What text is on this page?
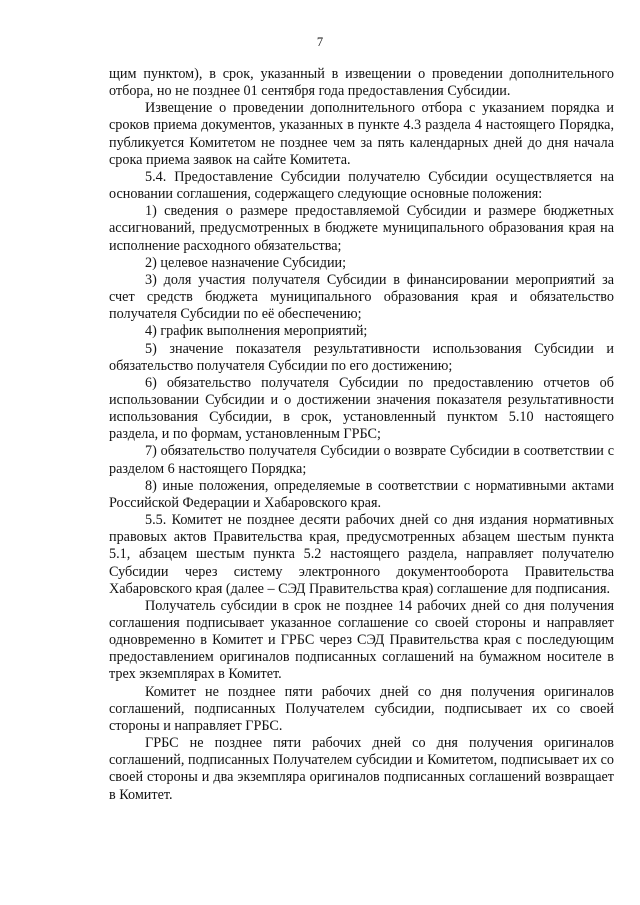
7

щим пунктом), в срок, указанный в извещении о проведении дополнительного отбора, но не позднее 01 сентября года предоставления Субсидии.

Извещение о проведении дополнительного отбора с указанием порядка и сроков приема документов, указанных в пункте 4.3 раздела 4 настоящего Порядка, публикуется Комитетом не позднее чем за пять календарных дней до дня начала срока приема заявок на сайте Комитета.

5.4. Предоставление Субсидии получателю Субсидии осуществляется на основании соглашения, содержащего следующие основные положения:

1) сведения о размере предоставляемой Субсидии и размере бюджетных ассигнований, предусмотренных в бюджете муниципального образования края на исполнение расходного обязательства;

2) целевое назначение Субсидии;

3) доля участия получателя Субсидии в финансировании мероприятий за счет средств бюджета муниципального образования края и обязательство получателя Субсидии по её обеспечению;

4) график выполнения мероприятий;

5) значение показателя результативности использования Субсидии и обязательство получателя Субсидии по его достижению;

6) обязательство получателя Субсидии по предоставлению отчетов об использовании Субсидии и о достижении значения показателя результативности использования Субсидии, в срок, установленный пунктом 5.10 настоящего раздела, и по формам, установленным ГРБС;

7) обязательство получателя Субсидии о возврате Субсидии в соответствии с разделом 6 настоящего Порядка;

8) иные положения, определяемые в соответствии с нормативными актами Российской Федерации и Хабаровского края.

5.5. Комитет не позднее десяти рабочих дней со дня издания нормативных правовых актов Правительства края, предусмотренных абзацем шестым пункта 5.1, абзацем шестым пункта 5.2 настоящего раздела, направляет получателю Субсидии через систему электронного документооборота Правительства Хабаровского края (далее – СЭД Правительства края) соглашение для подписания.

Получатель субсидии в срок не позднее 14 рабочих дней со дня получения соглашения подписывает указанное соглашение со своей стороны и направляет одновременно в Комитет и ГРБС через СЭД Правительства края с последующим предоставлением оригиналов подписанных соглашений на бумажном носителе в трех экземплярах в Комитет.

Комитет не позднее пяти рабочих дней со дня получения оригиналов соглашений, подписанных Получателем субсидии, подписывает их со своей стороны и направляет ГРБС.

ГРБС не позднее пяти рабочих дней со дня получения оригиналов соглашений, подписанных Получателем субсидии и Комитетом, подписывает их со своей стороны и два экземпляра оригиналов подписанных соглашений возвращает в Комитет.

[Exercise aim] Look through the material above and pick out each line holding the word "соглашение".

[Task response]
5.5. Комитет не позднее десяти рабочих дней со дня издания нормативных правовых актов Правительства края, предусмотренных абзацем шестым пункта 5.1, абзацем шестым пункта 5.2 настоящего раздела, направляет получателю Субсидии через систему электронного документооборота Правительства Хабаровского края (далее – СЭД Правительства края) соглашение для подписания.
Получатель субсидии в срок не позднее 14 рабочих дней со дня получения соглашения подписывает указанное соглашение со своей стороны и направляет одновременно в Комитет и ГРБС через СЭД Правительства края с последующим предоставлением оригиналов подписанных соглашений на бумажном носителе в трех экземплярах в Комитет.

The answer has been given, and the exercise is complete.